--- START Supplied information ---

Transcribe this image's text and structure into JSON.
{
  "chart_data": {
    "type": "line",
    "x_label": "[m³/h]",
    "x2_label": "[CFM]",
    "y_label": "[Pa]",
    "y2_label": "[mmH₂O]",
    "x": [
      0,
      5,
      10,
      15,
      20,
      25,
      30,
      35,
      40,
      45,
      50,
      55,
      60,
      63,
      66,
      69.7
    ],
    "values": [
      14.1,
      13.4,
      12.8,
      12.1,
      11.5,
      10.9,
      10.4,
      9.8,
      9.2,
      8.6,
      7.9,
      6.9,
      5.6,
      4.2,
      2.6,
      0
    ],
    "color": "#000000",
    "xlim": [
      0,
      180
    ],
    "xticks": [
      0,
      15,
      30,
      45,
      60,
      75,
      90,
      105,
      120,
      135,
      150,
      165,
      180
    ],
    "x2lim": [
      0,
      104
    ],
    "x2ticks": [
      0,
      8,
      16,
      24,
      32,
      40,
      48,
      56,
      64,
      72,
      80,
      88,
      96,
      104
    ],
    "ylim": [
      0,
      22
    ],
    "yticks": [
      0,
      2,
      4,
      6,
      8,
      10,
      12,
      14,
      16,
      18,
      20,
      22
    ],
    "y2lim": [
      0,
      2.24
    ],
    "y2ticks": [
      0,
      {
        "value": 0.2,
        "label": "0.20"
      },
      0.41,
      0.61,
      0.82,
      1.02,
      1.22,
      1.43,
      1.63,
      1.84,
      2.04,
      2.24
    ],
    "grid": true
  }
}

--- END Supplied information ---

Goal: Set down the entries above again, word for word.

Exercise response:
Transcribe this image's text and structure into JSON.
{
  "chart_data": {
    "type": "line",
    "x_label": "[m³/h]",
    "x2_label": "[CFM]",
    "y_label": "[Pa]",
    "y2_label": "[mmH₂O]",
    "x": [
      0,
      5,
      10,
      15,
      20,
      25,
      30,
      35,
      40,
      45,
      50,
      55,
      60,
      63,
      66,
      69.7
    ],
    "values": [
      14.1,
      13.4,
      12.8,
      12.1,
      11.5,
      10.9,
      10.4,
      9.8,
      9.2,
      8.6,
      7.9,
      6.9,
      5.6,
      4.2,
      2.6,
      0
    ],
    "color": "#000000",
    "xlim": [
      0,
      180
    ],
    "xticks": [
      0,
      15,
      30,
      45,
      60,
      75,
      90,
      105,
      120,
      135,
      150,
      165,
      180
    ],
    "x2lim": [
      0,
      104
    ],
    "x2ticks": [
      0,
      8,
      16,
      24,
      32,
      40,
      48,
      56,
      64,
      72,
      80,
      88,
      96,
      104
    ],
    "ylim": [
      0,
      22
    ],
    "yticks": [
      0,
      2,
      4,
      6,
      8,
      10,
      12,
      14,
      16,
      18,
      20,
      22
    ],
    "y2lim": [
      0,
      2.24
    ],
    "y2ticks": [
      0,
      {
        "value": 0.2,
        "label": "0.20"
      },
      0.41,
      0.61,
      0.82,
      1.02,
      1.22,
      1.43,
      1.63,
      1.84,
      2.04,
      2.24
    ],
    "grid": true
  }
}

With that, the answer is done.